+++ QUOTED TEXT

Tesla Gets Unsolicited S&P Junk Rating on ‘Niche’ Position - IBM
http://www.bloomberg.com/news/2014-05-27/tesla-gets-unsolicited-junk-grade-from-s-p-on-niche-position.html
======
mikeash
Lots of naysaying in these comments....

The rating makes sense to me. Tesla faces a _lot_ of risk. There are many ways
the company could end up sinking without a trace, many of them completely
outside of their control.

Battery technology and rare earth mining could take a turn for the worse and
make their products impractically expensive. A subtle defect could end up
requiring them to recall essentially _all_ of their product (unlike any other
automaker out there, 90+% of Teslas on the road right now are the exact same
model). Their one factory could burn down and they could be unable to recover
from it. GM could discover that they filed a critical patent that applies to
Tesla's technology during their development of the EV-1, and decide that
they'd rather destroy the company than work out a licensing agreement. I could
go on.

++++++
+++ DATASET SECTION

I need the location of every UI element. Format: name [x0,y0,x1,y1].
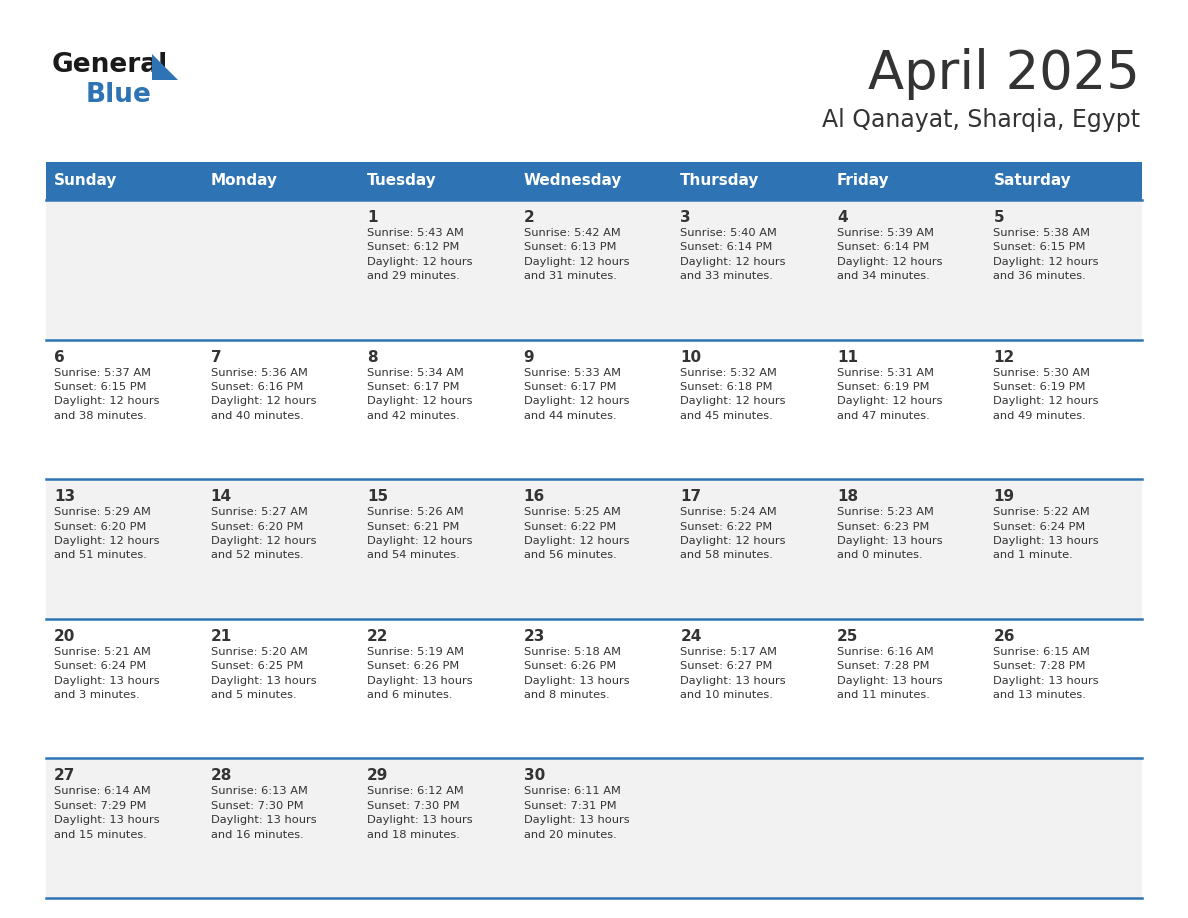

++++++

=== LIST OF TASKS ===
a. In the Tesla rating comment, why could a subtle defect force Tesla to recall nearly its whole product? Answer in one to three sentences.
b. Summarize the Tesla rating comment in two sentences.

=== SOLUTIONS PER TASK ===
a. More than 90% of the Teslas on the road at that point were the exact same model, unlike at any other automaker. A defect in that model would therefore affect essentially every Tesla in use.

b. The commenter thinks the junk rating makes sense because Tesla faces many risks that could sink the company, and many of those risks are outside its control. The examples are battery technology or rare earth mining making its cars impractically expensive, a defect forcing a recall of nearly every car, the loss of its one factory to fire, and GM holding a critical patent from its EV-1 work.